Brief: All of the entries must be reproduced exactly, with no images carried over.

--- Begin Given records ---

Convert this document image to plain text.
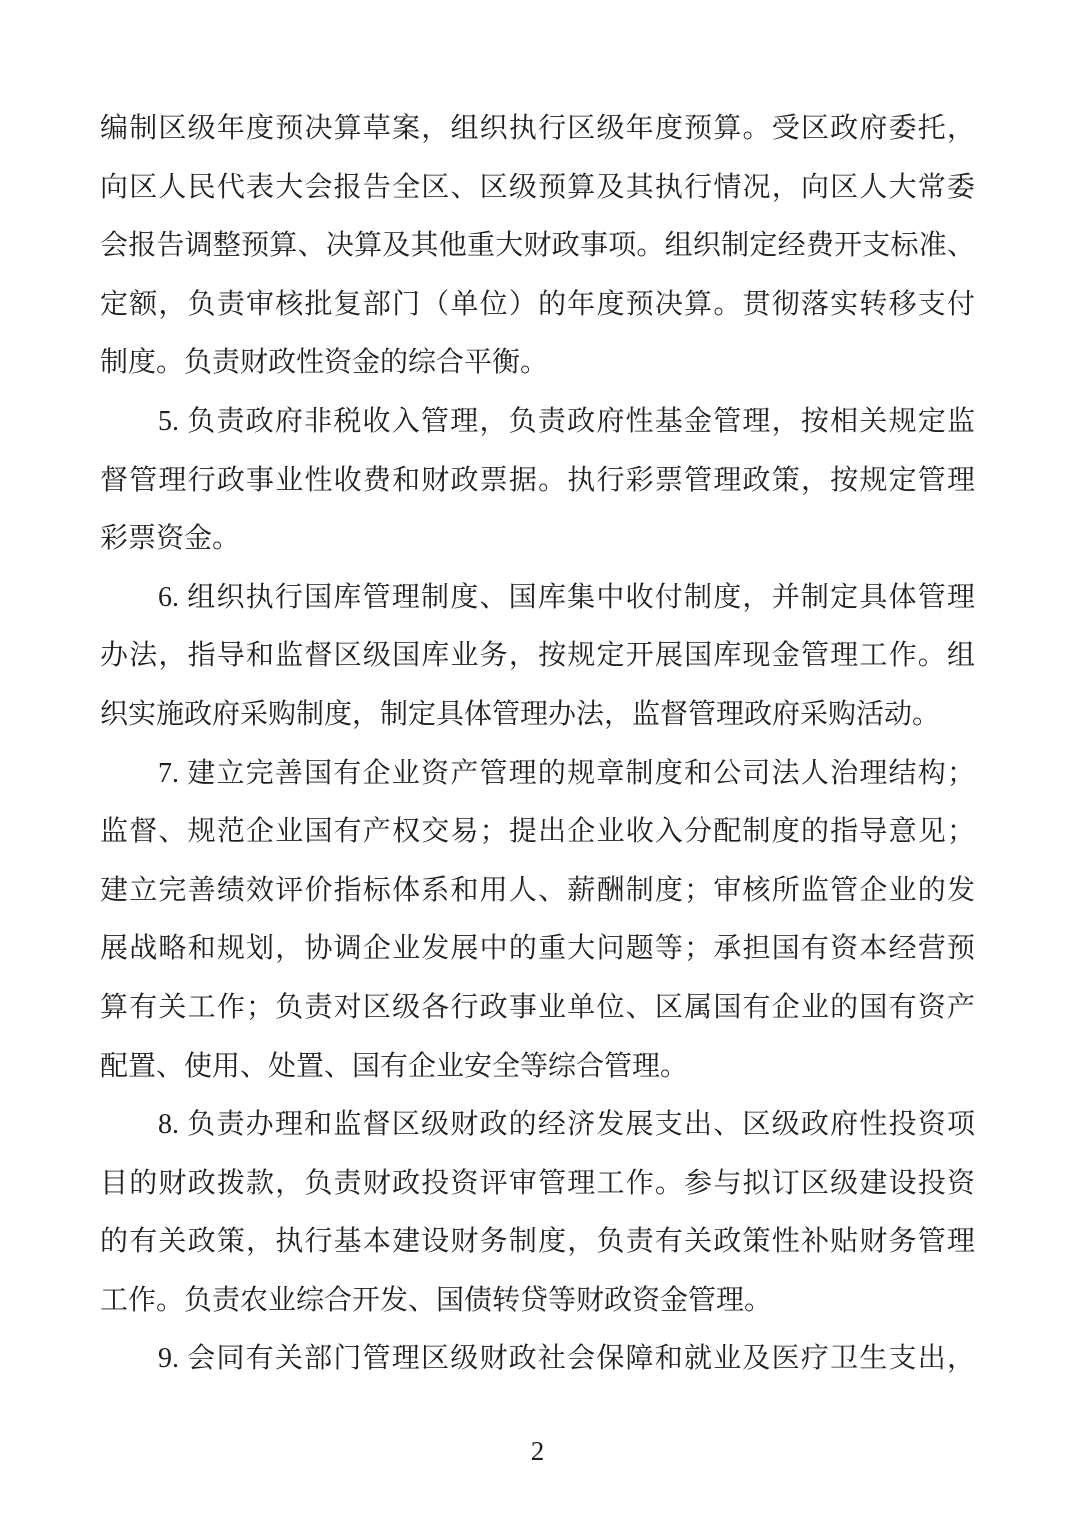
编制区级年度预决算草案，组织执行区级年度预算。受区政府委托，

向区人民代表大会报告全区、区级预算及其执行情况，向区人大常委

会报告调整预算、决算及其他重大财政事项。组织制定经费开支标准、

定额，负责审核批复部门（单位）的年度预决算。贯彻落实转移支付

制度。负责财政性资金的综合平衡。

5. 负责政府非税收入管理，负责政府性基金管理，按相关规定监

督管理行政事业性收费和财政票据。执行彩票管理政策，按规定管理

彩票资金。

6. 组织执行国库管理制度、国库集中收付制度，并制定具体管理

办法，指导和监督区级国库业务，按规定开展国库现金管理工作。组

织实施政府采购制度，制定具体管理办法，监督管理政府采购活动。

7. 建立完善国有企业资产管理的规章制度和公司法人治理结构；

监督、规范企业国有产权交易；提出企业收入分配制度的指导意见；

建立完善绩效评价指标体系和用人、薪酬制度；审核所监管企业的发

展战略和规划，协调企业发展中的重大问题等；承担国有资本经营预

算有关工作；负责对区级各行政事业单位、区属国有企业的国有资产

配置、使用、处置、国有企业安全等综合管理。

8. 负责办理和监督区级财政的经济发展支出、区级政府性投资项

目的财政拨款，负责财政投资评审管理工作。参与拟订区级建设投资

的有关政策，执行基本建设财务制度，负责有关政策性补贴财务管理

工作。负责农业综合开发、国债转贷等财政资金管理。

9. 会同有关部门管理区级财政社会保障和就业及医疗卫生支出，

2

--- End Given records ---

Full answer:
Convert this document image to plain text.
编制区级年度预决算草案，组织执行区级年度预算。受区政府委托，

向区人民代表大会报告全区、区级预算及其执行情况，向区人大常委

会报告调整预算、决算及其他重大财政事项。组织制定经费开支标准、

定额，负责审核批复部门（单位）的年度预决算。贯彻落实转移支付

制度。负责财政性资金的综合平衡。

5. 负责政府非税收入管理，负责政府性基金管理，按相关规定监

督管理行政事业性收费和财政票据。执行彩票管理政策，按规定管理

彩票资金。

6. 组织执行国库管理制度、国库集中收付制度，并制定具体管理

办法，指导和监督区级国库业务，按规定开展国库现金管理工作。组

织实施政府采购制度，制定具体管理办法，监督管理政府采购活动。

7. 建立完善国有企业资产管理的规章制度和公司法人治理结构；

监督、规范企业国有产权交易；提出企业收入分配制度的指导意见；

建立完善绩效评价指标体系和用人、薪酬制度；审核所监管企业的发

展战略和规划，协调企业发展中的重大问题等；承担国有资本经营预

算有关工作；负责对区级各行政事业单位、区属国有企业的国有资产

配置、使用、处置、国有企业安全等综合管理。

8. 负责办理和监督区级财政的经济发展支出、区级政府性投资项

目的财政拨款，负责财政投资评审管理工作。参与拟订区级建设投资

的有关政策，执行基本建设财务制度，负责有关政策性补贴财务管理

工作。负责农业综合开发、国债转贷等财政资金管理。

9. 会同有关部门管理区级财政社会保障和就业及医疗卫生支出，

2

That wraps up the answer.